● **WHAT YOU NEED TO DO**: Copy every line of the material below word for word.

● **ROWS**:
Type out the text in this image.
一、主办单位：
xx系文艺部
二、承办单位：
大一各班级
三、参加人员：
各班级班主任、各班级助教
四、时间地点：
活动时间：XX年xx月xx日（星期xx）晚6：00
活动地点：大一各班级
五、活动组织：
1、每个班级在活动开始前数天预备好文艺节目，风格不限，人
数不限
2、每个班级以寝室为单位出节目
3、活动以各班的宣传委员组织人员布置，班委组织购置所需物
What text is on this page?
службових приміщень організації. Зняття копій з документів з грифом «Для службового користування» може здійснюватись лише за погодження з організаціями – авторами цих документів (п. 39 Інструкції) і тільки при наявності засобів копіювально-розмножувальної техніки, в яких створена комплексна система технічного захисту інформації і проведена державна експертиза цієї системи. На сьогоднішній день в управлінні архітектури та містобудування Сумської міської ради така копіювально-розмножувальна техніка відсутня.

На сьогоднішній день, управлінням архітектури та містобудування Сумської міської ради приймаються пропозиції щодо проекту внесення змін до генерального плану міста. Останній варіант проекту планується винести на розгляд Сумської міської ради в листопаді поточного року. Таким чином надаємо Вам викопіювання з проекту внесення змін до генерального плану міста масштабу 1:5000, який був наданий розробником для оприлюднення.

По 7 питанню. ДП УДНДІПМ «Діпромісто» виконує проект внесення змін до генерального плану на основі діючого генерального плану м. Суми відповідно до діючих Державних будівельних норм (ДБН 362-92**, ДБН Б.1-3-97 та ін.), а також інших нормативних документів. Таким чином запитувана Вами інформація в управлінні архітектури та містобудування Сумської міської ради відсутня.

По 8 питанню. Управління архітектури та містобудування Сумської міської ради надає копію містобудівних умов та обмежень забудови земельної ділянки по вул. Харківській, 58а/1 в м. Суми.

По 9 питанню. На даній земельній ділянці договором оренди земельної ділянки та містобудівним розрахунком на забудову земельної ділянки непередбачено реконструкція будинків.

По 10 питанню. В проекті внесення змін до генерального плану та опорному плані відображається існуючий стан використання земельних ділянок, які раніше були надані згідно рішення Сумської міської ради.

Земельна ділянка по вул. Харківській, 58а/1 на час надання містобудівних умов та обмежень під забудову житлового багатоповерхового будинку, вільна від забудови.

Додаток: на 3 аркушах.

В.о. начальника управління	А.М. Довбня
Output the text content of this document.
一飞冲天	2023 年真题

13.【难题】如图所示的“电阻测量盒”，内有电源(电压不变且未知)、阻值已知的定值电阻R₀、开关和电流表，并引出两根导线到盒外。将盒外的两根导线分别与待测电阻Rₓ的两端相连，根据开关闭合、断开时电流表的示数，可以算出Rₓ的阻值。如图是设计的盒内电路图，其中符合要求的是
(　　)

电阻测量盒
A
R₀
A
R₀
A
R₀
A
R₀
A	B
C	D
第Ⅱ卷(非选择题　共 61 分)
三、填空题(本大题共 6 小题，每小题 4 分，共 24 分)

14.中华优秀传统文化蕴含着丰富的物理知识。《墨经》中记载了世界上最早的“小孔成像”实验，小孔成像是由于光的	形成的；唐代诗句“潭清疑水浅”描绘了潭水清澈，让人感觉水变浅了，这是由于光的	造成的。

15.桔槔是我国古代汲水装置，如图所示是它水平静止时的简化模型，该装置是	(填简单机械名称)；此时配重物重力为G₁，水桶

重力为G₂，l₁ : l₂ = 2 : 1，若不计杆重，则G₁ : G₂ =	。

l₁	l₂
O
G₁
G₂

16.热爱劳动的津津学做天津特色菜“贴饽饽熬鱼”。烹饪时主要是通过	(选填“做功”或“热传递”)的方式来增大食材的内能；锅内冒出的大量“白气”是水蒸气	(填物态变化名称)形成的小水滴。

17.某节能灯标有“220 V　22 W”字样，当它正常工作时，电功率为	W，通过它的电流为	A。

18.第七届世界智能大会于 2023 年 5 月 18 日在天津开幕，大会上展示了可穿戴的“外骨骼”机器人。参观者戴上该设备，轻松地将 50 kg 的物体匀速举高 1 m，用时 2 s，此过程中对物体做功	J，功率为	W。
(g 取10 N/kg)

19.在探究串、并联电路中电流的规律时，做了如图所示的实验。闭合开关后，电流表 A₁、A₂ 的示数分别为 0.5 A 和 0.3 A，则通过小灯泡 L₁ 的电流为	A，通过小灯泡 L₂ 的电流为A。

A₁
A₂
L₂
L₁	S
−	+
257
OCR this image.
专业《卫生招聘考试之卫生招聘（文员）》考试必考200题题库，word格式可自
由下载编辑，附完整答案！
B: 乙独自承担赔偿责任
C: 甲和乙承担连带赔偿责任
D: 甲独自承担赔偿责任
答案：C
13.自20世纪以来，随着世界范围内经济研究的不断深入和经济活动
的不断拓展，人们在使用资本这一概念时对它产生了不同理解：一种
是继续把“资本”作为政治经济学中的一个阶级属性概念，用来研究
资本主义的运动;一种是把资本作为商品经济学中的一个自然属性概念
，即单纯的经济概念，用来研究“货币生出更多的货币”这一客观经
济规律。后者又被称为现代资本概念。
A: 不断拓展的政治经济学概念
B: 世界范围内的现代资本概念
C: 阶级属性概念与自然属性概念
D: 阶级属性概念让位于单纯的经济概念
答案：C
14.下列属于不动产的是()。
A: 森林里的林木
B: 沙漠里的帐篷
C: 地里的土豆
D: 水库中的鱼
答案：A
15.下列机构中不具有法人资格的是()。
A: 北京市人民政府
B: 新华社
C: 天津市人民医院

● **EXERCISE OUTPUT**:
Type out the text in this image.
一、主办单位：
xx系文艺部
二、承办单位：
大一各班级
三、参加人员：
各班级班主任、各班级助教
四、时间地点：
活动时间：XX年xx月xx日（星期xx）晚6：00
活动地点：大一各班级
五、活动组织：
1、每个班级在活动开始前数天预备好文艺节目，风格不限，人
数不限
2、每个班级以寝室为单位出节目
3、活动以各班的宣传委员组织人员布置，班委组织购置所需物
What text is on this page?
службових приміщень організації. Зняття копій з документів з грифом «Для службового користування» може здійснюватись лише за погодження з організаціями – авторами цих документів (п. 39 Інструкції) і тільки при наявності засобів копіювально-розмножувальної техніки, в яких створена комплексна система технічного захисту інформації і проведена державна експертиза цієї системи. На сьогоднішній день в управлінні архітектури та містобудування Сумської міської ради така копіювально-розмножувальна техніка відсутня.

На сьогоднішній день, управлінням архітектури та містобудування Сумської міської ради приймаються пропозиції щодо проекту внесення змін до генерального плану міста. Останній варіант проекту планується винести на розгляд Сумської міської ради в листопаді поточного року. Таким чином надаємо Вам викопіювання з проекту внесення змін до генерального плану міста масштабу 1:5000, який був наданий розробником для оприлюднення.

По 7 питанню. ДП УДНДІПМ «Діпромісто» виконує проект внесення змін до генерального плану на основі діючого генерального плану м. Суми відповідно до діючих Державних будівельних норм (ДБН 362-92**, ДБН Б.1-3-97 та ін.), а також інших нормативних документів. Таким чином запитувана Вами інформація в управлінні архітектури та містобудування Сумської міської ради відсутня.

По 8 питанню. Управління архітектури та містобудування Сумської міської ради надає копію містобудівних умов та обмежень забудови земельної ділянки по вул. Харківській, 58а/1 в м. Суми.

По 9 питанню. На даній земельній ділянці договором оренди земельної ділянки та містобудівним розрахунком на забудову земельної ділянки непередбачено реконструкція будинків.

По 10 питанню. В проекті внесення змін до генерального плану та опорному плані відображається існуючий стан використання земельних ділянок, які раніше були надані згідно рішення Сумської міської ради.

Земельна ділянка по вул. Харківській, 58а/1 на час надання містобудівних умов та обмежень під забудову житлового багатоповерхового будинку, вільна від забудови.

Додаток: на 3 аркушах.

В.о. начальника управління	А.М. Довбня
Output the text content of this document.
一飞冲天	2023 年真题

13.【难题】如图所示的“电阻测量盒”，内有电源(电压不变且未知)、阻值已知的定值电阻R₀、开关和电流表，并引出两根导线到盒外。将盒外的两根导线分别与待测电阻Rₓ的两端相连，根据开关闭合、断开时电流表的示数，可以算出Rₓ的阻值。如图是设计的盒内电路图，其中符合要求的是
(　　)

电阻测量盒
A
R₀
A
R₀
A
R₀
A
R₀
A	B
C	D
第Ⅱ卷(非选择题　共 61 分)
三、填空题(本大题共 6 小题，每小题 4 分，共 24 分)

14.中华优秀传统文化蕴含着丰富的物理知识。《墨经》中记载了世界上最早的“小孔成像”实验，小孔成像是由于光的	形成的；唐代诗句“潭清疑水浅”描绘了潭水清澈，让人感觉水变浅了，这是由于光的	造成的。

15.桔槔是我国古代汲水装置，如图所示是它水平静止时的简化模型，该装置是	(填简单机械名称)；此时配重物重力为G₁，水桶

重力为G₂，l₁ : l₂ = 2 : 1，若不计杆重，则G₁ : G₂ =	。

l₁	l₂
O
G₁
G₂

16.热爱劳动的津津学做天津特色菜“贴饽饽熬鱼”。烹饪时主要是通过	(选填“做功”或“热传递”)的方式来增大食材的内能；锅内冒出的大量“白气”是水蒸气	(填物态变化名称)形成的小水滴。

17.某节能灯标有“220 V　22 W”字样，当它正常工作时，电功率为	W，通过它的电流为	A。

18.第七届世界智能大会于 2023 年 5 月 18 日在天津开幕，大会上展示了可穿戴的“外骨骼”机器人。参观者戴上该设备，轻松地将 50 kg 的物体匀速举高 1 m，用时 2 s，此过程中对物体做功	J，功率为	W。
(g 取10 N/kg)

19.在探究串、并联电路中电流的规律时，做了如图所示的实验。闭合开关后，电流表 A₁、A₂ 的示数分别为 0.5 A 和 0.3 A，则通过小灯泡 L₁ 的电流为	A，通过小灯泡 L₂ 的电流为A。

A₁
A₂
L₂
L₁	S
−	+
257
OCR this image.
专业《卫生招聘考试之卫生招聘（文员）》考试必考200题题库，word格式可自
由下载编辑，附完整答案！
B: 乙独自承担赔偿责任
C: 甲和乙承担连带赔偿责任
D: 甲独自承担赔偿责任
答案：C
13.自20世纪以来，随着世界范围内经济研究的不断深入和经济活动
的不断拓展，人们在使用资本这一概念时对它产生了不同理解：一种
是继续把“资本”作为政治经济学中的一个阶级属性概念，用来研究
资本主义的运动;一种是把资本作为商品经济学中的一个自然属性概念
，即单纯的经济概念，用来研究“货币生出更多的货币”这一客观经
济规律。后者又被称为现代资本概念。
A: 不断拓展的政治经济学概念
B: 世界范围内的现代资本概念
C: 阶级属性概念与自然属性概念
D: 阶级属性概念让位于单纯的经济概念
答案：C
14.下列属于不动产的是()。
A: 森林里的林木
B: 沙漠里的帐篷
C: 地里的土豆
D: 水库中的鱼
答案：A
15.下列机构中不具有法人资格的是()。
A: 北京市人民政府
B: 新华社
C: 天津市人民医院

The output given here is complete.